## PROBLEM REQUIREMENTS
Copy out every item below with each "monitor-icon" replaced by "display-icon" and everything else unchanged.

────────────────────────────────────────

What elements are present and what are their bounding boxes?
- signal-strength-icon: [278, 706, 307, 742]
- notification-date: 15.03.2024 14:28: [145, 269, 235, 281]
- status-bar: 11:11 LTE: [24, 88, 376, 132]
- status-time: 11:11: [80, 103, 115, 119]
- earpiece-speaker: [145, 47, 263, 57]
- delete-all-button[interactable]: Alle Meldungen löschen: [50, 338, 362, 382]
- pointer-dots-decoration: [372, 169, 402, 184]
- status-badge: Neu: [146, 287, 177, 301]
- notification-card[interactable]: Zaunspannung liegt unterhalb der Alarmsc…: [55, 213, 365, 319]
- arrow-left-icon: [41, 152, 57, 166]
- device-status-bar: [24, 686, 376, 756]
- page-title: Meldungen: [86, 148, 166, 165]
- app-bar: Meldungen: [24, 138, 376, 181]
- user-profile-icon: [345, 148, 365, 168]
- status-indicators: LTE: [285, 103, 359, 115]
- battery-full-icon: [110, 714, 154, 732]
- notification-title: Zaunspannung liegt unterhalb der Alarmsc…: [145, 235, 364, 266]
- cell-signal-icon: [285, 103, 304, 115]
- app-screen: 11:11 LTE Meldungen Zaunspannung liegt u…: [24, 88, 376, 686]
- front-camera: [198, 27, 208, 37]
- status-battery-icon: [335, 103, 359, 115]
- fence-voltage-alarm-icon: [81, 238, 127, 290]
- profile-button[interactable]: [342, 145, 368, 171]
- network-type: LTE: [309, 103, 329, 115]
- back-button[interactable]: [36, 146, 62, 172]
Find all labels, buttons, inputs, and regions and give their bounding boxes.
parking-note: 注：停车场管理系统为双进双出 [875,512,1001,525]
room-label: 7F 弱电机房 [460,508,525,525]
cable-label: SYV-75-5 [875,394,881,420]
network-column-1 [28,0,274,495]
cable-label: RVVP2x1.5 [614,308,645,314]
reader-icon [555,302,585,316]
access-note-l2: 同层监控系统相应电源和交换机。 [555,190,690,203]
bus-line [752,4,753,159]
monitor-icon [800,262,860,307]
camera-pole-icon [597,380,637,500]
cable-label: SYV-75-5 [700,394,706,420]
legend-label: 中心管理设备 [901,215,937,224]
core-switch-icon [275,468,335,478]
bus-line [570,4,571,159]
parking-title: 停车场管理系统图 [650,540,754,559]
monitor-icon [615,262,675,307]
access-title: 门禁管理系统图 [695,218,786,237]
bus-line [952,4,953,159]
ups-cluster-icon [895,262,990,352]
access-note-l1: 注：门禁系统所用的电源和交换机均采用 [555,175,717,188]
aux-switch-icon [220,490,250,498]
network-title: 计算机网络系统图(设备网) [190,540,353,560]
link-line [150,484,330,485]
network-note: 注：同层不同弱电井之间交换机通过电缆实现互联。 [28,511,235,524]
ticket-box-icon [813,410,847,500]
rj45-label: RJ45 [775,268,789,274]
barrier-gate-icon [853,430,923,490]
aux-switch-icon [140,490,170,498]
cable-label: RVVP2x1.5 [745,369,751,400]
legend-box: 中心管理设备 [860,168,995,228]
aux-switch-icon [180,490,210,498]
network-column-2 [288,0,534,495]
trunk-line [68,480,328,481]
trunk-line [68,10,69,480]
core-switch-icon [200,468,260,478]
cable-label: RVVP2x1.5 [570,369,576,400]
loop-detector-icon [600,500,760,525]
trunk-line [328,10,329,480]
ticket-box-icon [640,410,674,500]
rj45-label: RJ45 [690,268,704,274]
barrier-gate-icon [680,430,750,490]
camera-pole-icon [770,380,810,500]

────────────────────────────────────────

## WRITTEN SOLUTION
What elements are present and what are their bounding boxes?
- signal-strength-icon: [278, 706, 307, 742]
- notification-date: 15.03.2024 14:28: [145, 269, 235, 281]
- status-bar: 11:11 LTE: [24, 88, 376, 132]
- status-time: 11:11: [80, 103, 115, 119]
- earpiece-speaker: [145, 47, 263, 57]
- delete-all-button[interactable]: Alle Meldungen löschen: [50, 338, 362, 382]
- pointer-dots-decoration: [372, 169, 402, 184]
- status-badge: Neu: [146, 287, 177, 301]
- notification-card[interactable]: Zaunspannung liegt unterhalb der Alarmsc…: [55, 213, 365, 319]
- arrow-left-icon: [41, 152, 57, 166]
- device-status-bar: [24, 686, 376, 756]
- page-title: Meldungen: [86, 148, 166, 165]
- app-bar: Meldungen: [24, 138, 376, 181]
- user-profile-icon: [345, 148, 365, 168]
- status-indicators: LTE: [285, 103, 359, 115]
- battery-full-icon: [110, 714, 154, 732]
- notification-title: Zaunspannung liegt unterhalb der Alarmsc…: [145, 235, 364, 266]
- cell-signal-icon: [285, 103, 304, 115]
- app-screen: 11:11 LTE Meldungen Zaunspannung liegt u…: [24, 88, 376, 686]
- front-camera: [198, 27, 208, 37]
- status-battery-icon: [335, 103, 359, 115]
- fence-voltage-alarm-icon: [81, 238, 127, 290]
- profile-button[interactable]: [342, 145, 368, 171]
- network-type: LTE: [309, 103, 329, 115]
- back-button[interactable]: [36, 146, 62, 172]
Find all labels, buttons, inputs, and regions and give their bounding boxes.
parking-note: 注：停车场管理系统为双进双出 [875,512,1001,525]
room-label: 7F 弱电机房 [460,508,525,525]
cable-label: SYV-75-5 [875,394,881,420]
network-column-1 [28,0,274,495]
cable-label: RVVP2x1.5 [614,308,645,314]
reader-icon [555,302,585,316]
access-note-l2: 同层监控系统相应电源和交换机。 [555,190,690,203]
bus-line [752,4,753,159]
display-icon [800,262,860,307]
camera-pole-icon [597,380,637,500]
cable-label: SYV-75-5 [700,394,706,420]
legend-label: 中心管理设备 [901,215,937,224]
core-switch-icon [275,468,335,478]
bus-line [570,4,571,159]
parking-title: 停车场管理系统图 [650,540,754,559]
display-icon [615,262,675,307]
access-title: 门禁管理系统图 [695,218,786,237]
bus-line [952,4,953,159]
ups-cluster-icon [895,262,990,352]
access-note-l1: 注：门禁系统所用的电源和交换机均采用 [555,175,717,188]
aux-switch-icon [220,490,250,498]
network-title: 计算机网络系统图(设备网) [190,540,353,560]
link-line [150,484,330,485]
network-note: 注：同层不同弱电井之间交换机通过电缆实现互联。 [28,511,235,524]
ticket-box-icon [813,410,847,500]
rj45-label: RJ45 [775,268,789,274]
barrier-gate-icon [853,430,923,490]
aux-switch-icon [140,490,170,498]
cable-label: RVVP2x1.5 [745,369,751,400]
legend-box: 中心管理设备 [860,168,995,228]
aux-switch-icon [180,490,210,498]
network-column-2 [288,0,534,495]
trunk-line [68,480,328,481]
trunk-line [68,10,69,480]
core-switch-icon [200,468,260,478]
cable-label: RVVP2x1.5 [570,369,576,400]
loop-detector-icon [600,500,760,525]
trunk-line [328,10,329,480]
ticket-box-icon [640,410,674,500]
rj45-label: RJ45 [690,268,704,274]
barrier-gate-icon [680,430,750,490]
camera-pole-icon [770,380,810,500]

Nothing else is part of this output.